INFORMATION PROVIDED.
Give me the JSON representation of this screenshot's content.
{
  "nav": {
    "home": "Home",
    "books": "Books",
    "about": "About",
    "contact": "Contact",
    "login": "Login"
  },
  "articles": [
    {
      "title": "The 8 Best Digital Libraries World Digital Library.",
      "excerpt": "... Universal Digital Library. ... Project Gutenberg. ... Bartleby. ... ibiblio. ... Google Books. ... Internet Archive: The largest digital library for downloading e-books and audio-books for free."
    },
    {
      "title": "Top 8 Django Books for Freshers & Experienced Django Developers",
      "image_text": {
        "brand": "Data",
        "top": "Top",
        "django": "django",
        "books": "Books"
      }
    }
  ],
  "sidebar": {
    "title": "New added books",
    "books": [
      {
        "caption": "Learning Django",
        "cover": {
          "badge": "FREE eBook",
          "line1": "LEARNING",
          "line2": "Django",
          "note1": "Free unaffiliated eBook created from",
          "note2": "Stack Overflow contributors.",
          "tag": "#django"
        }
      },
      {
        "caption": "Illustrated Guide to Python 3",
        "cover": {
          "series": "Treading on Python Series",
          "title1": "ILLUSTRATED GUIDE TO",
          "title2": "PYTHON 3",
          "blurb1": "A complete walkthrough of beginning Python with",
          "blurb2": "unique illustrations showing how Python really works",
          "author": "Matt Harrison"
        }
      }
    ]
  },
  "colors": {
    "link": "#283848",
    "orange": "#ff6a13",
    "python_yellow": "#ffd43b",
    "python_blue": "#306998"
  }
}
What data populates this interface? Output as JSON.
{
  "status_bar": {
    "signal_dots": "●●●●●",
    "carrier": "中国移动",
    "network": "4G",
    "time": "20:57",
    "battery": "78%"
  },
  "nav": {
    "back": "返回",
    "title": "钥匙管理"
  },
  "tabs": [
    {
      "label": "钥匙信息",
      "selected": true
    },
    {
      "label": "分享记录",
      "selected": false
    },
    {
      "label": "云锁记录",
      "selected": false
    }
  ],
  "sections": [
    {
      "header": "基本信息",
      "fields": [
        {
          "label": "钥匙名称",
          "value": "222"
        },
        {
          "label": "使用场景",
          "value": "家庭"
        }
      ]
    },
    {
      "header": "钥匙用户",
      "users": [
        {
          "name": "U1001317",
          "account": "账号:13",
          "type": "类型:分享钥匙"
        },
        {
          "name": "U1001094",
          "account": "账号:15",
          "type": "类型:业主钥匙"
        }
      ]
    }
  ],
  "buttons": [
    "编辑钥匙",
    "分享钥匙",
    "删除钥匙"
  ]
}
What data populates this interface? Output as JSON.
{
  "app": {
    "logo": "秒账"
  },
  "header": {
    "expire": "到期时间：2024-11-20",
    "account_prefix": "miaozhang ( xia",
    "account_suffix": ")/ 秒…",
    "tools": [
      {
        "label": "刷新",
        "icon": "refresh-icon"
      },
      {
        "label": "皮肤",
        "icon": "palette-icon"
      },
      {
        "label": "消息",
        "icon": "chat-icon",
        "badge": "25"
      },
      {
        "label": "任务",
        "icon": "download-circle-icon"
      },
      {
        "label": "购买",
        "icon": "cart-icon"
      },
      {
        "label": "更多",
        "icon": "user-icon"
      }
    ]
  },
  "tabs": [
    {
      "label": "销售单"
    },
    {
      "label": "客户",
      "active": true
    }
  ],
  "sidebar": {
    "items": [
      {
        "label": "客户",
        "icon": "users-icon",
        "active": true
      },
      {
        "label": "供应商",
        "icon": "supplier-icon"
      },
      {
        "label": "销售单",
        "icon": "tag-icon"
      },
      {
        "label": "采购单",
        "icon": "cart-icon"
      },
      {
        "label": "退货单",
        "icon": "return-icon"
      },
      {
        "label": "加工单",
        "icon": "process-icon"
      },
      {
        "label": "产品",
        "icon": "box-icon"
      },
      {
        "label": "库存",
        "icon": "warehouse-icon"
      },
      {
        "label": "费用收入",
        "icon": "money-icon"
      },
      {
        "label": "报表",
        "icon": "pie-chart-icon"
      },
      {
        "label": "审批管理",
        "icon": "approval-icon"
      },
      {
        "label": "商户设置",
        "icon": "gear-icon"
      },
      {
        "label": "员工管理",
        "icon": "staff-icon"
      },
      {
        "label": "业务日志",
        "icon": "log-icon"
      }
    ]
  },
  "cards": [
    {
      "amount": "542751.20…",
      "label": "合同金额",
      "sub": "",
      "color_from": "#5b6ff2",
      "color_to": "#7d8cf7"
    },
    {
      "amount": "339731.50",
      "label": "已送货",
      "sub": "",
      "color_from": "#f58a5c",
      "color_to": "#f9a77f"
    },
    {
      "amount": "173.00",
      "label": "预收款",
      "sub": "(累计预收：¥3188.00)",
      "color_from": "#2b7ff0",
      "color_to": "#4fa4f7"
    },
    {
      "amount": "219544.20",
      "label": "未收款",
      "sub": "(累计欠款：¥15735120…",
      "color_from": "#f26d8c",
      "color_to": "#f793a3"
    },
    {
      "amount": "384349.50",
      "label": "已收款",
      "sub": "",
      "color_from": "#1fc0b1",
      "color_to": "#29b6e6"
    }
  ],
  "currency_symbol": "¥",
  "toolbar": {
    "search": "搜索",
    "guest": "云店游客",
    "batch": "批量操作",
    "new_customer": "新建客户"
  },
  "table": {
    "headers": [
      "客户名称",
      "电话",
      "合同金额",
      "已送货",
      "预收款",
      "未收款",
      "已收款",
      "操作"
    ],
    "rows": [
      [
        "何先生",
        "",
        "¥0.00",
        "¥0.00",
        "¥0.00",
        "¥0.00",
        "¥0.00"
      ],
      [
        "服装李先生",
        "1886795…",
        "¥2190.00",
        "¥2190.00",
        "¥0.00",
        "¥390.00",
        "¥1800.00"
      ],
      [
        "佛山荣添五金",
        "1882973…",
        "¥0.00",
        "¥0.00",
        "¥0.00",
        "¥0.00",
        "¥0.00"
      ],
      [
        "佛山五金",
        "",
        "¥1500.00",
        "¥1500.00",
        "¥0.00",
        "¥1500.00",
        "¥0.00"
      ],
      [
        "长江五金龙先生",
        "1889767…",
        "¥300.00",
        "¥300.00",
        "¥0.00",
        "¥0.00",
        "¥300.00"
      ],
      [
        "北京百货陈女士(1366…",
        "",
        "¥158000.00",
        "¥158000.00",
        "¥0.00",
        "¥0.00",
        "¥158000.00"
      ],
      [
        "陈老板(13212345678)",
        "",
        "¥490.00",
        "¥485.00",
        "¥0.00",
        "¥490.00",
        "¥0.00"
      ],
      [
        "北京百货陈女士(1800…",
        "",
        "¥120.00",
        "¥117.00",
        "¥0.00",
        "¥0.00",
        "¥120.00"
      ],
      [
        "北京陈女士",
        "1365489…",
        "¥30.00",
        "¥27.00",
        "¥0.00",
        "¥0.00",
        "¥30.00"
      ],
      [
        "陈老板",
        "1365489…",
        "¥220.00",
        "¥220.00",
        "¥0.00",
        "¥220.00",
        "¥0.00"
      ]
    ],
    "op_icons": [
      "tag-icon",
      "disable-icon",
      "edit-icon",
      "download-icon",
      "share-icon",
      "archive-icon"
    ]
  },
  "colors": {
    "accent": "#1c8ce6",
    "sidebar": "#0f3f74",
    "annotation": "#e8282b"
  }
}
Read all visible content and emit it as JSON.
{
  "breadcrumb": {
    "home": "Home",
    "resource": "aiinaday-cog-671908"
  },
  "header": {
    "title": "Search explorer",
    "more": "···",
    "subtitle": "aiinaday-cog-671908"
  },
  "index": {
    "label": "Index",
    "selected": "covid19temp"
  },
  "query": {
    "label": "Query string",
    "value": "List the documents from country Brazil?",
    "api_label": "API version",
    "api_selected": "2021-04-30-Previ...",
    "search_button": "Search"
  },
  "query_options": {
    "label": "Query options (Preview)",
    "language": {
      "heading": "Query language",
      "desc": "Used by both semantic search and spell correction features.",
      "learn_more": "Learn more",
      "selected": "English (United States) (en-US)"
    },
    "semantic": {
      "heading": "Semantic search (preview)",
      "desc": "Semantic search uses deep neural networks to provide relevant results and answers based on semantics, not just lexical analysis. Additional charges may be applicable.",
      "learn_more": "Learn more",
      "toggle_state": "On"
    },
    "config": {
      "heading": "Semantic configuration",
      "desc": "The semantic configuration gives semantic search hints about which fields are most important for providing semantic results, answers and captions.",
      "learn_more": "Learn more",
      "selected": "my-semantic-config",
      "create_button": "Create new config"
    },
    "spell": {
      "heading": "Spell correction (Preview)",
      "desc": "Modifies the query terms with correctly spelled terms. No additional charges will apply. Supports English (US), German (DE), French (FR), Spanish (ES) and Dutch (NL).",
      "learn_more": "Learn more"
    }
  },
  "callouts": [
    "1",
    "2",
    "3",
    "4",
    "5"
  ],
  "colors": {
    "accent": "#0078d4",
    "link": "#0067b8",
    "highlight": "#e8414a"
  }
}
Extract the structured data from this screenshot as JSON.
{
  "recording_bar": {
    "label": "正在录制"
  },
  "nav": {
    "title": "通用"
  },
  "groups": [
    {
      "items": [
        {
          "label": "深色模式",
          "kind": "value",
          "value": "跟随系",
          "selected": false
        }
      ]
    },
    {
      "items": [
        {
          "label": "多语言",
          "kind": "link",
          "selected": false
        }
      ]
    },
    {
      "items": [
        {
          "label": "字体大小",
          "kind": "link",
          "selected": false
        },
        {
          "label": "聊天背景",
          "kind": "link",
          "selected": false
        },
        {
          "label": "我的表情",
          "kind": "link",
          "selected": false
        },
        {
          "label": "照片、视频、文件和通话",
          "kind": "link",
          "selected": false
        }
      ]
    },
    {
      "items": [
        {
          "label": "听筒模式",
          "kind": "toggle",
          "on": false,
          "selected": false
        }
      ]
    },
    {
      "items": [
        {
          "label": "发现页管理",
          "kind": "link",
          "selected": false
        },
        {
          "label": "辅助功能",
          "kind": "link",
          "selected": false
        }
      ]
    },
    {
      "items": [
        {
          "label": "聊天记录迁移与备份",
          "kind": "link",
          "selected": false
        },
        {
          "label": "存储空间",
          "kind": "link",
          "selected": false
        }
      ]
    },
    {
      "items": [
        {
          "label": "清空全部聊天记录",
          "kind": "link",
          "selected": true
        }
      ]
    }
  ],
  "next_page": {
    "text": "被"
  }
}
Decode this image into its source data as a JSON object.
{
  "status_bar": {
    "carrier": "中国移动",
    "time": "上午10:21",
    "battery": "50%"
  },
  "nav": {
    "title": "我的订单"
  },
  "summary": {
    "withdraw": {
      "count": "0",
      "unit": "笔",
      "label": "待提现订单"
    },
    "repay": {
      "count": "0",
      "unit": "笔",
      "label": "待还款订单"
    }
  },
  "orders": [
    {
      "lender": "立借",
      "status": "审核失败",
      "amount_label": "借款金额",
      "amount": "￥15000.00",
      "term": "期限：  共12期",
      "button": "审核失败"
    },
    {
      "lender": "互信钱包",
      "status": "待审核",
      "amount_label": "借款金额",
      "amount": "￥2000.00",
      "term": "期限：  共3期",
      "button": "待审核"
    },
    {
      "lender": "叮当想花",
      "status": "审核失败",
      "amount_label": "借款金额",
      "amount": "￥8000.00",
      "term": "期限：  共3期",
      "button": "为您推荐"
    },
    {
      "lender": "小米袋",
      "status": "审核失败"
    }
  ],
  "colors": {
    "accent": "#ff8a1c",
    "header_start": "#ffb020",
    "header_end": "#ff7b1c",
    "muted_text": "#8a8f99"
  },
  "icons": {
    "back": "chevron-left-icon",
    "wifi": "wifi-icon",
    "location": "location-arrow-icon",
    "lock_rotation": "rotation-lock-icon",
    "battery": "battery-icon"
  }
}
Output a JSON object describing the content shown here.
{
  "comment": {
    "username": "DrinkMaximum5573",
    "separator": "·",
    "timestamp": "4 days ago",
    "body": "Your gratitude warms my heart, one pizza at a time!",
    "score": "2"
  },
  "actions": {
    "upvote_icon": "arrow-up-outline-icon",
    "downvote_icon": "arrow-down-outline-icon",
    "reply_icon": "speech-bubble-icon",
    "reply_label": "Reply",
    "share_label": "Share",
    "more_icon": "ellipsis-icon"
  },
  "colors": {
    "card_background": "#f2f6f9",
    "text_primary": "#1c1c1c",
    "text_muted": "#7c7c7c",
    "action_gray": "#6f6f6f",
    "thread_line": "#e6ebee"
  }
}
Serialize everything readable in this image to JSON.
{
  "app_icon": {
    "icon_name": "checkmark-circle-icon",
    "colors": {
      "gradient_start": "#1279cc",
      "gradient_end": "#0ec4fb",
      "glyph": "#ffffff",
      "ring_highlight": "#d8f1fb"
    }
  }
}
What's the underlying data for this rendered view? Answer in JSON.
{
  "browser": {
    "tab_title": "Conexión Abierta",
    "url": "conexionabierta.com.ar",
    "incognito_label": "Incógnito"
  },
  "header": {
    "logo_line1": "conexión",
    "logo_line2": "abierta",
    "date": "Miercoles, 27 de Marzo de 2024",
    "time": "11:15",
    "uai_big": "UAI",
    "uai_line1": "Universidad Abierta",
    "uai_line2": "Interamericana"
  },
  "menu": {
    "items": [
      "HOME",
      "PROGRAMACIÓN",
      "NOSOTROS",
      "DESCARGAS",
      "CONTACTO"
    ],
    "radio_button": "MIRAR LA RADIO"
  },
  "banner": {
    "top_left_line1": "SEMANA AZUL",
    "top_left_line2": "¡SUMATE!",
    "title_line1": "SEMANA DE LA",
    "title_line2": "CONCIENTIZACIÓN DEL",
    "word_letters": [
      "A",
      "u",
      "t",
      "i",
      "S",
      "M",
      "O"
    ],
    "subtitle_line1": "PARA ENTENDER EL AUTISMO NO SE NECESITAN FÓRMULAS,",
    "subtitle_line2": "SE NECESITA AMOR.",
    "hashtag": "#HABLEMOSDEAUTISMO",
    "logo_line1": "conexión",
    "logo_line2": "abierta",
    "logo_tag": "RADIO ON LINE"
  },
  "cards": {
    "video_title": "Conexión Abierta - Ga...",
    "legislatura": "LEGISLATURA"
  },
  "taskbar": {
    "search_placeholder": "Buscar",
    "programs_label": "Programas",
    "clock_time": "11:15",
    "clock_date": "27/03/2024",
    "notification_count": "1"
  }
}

REQUEST.
Read through the entries and copy each line in which "about" appears.

TASK RESULT.
    "about": "About",
      "desc": "The semantic configuration gives semantic search hints about which fields are most important for providing semantic results, answers and captions.",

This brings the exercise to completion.